• [Document segment]:

★ ★ ★ ★

Create a standalone Owl application

For any number of reasons, you may want to have a standalone Owl application that isn’t a part of the web client. One example in Odoo is the self-ordering application, that lets customers order food from their phone. In this chapter we will go into what’s required to achieve something like this.


To have a standalone Owl app, a few things are required:

  • a root component for the application

  • an assets bundle that contains the setup code

  • a QWeb view that calls the assets bundle

  • a controller that renders the view

1. Root component

To keep things simple, let’s start with a very straightforward component that just renders “Hello, World!”. This will let us know at a glance if our setup is working.

First, create the template in /your_module/static/src/standalone_app/root.xml.

<?xml version="1.0" encoding="UTF-8"?>
<templates xml:space="preserve">
    <t t-name="your_module.Root">
        Hello, World!

Then create the JavaScript file for that component in /your_module/static/src/standalone_app/root.js.

/** @odoo-module */
import { Component } from "@odoo/owl";

export class Root extends Component {
    static template = "your_module.Root";
    static props = {};

It’s generally a good idea to have the application setup code that mounts the component in a separate file. Create the JavaScript file that will mount the app in /your_module/static/src/standalone_app/app.js.

/** @odoo-module */
import { whenReady } from "@odoo/owl";
import { mountComponent } from "@web/env";
import { Root } from "./root";

whenReady(() => mountComponent(Root, document.body));

The mountComponent utility function will take care of creating the Owl application and configuring it correctly: it will create an environment, start the services, make sure the app is translated and give the app access to the templates from your assets bundle, among other things.

2. Creating an assets bundle containing our code

In the manifest of your module, create a new assets bundle. It should include the web._assets_core bundle, which contains the Odoo JavaScript framework and the core libraries it needs (e.g. Owl and luxon), after which you can have a glob that adds all the files for your application in the bundle.

★ ★ ★ ★

• [What to work on]:
A - In the guide to standalone Owl applications, what Odoo example of a standalone application is given?
B - In the Owl application guide, reproduce the stretch from "To keep things" through "setup is working.", swapping "straightforward" for "basic".

★ ★ ★ ★

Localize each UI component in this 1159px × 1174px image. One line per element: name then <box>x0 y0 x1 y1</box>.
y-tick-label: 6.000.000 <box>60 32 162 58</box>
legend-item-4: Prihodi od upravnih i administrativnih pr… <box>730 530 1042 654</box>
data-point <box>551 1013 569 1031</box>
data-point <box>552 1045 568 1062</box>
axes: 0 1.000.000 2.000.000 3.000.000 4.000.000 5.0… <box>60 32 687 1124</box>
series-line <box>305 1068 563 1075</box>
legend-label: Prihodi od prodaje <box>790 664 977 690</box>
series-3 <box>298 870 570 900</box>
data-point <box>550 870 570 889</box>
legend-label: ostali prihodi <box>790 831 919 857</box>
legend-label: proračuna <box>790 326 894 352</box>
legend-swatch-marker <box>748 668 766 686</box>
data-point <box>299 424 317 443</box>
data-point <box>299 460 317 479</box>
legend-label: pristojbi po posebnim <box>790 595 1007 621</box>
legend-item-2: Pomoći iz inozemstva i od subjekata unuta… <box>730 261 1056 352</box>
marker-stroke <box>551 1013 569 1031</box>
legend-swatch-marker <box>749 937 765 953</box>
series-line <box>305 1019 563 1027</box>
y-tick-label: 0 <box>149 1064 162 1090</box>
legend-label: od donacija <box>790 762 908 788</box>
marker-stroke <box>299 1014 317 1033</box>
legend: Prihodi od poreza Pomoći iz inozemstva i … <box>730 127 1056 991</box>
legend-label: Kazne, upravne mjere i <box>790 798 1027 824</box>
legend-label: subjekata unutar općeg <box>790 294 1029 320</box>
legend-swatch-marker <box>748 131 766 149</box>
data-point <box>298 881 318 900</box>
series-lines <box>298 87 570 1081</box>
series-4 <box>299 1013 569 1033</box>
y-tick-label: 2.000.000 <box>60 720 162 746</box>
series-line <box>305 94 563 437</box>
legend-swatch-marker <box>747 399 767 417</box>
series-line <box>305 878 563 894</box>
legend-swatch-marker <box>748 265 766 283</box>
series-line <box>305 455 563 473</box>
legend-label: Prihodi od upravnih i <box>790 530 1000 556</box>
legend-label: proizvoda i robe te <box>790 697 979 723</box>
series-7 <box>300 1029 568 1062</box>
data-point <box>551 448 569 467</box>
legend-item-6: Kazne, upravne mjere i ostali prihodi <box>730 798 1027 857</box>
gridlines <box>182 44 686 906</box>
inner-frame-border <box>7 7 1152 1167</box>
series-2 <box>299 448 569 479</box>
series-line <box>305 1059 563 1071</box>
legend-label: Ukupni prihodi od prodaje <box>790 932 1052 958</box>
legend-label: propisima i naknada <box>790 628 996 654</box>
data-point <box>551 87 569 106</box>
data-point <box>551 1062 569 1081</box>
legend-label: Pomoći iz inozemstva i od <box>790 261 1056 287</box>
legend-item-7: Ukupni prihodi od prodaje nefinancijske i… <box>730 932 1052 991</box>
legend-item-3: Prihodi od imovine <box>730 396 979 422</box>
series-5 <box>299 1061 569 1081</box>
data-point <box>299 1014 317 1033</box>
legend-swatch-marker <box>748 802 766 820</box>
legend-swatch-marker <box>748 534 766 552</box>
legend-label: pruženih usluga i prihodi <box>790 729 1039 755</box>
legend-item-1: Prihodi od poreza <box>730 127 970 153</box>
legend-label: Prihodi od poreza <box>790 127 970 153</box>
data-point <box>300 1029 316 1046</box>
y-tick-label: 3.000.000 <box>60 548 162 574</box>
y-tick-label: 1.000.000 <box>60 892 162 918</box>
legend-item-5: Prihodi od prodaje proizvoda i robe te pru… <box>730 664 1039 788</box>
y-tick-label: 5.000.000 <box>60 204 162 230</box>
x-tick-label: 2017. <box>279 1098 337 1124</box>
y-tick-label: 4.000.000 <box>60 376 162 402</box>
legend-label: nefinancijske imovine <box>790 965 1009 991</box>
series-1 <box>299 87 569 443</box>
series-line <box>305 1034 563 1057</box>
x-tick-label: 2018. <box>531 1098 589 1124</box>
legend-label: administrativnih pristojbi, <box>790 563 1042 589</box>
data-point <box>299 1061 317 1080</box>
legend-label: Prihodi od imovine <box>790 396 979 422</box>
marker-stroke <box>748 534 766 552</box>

★ ★ ★ ★

• [Answers by item number]:
A - The self-ordering application, which lets customers order food from their phone.

B -
To keep things simple, let’s start with a very basic component that just renders “Hello, World!”. This will let us know at a glance if our setup is working.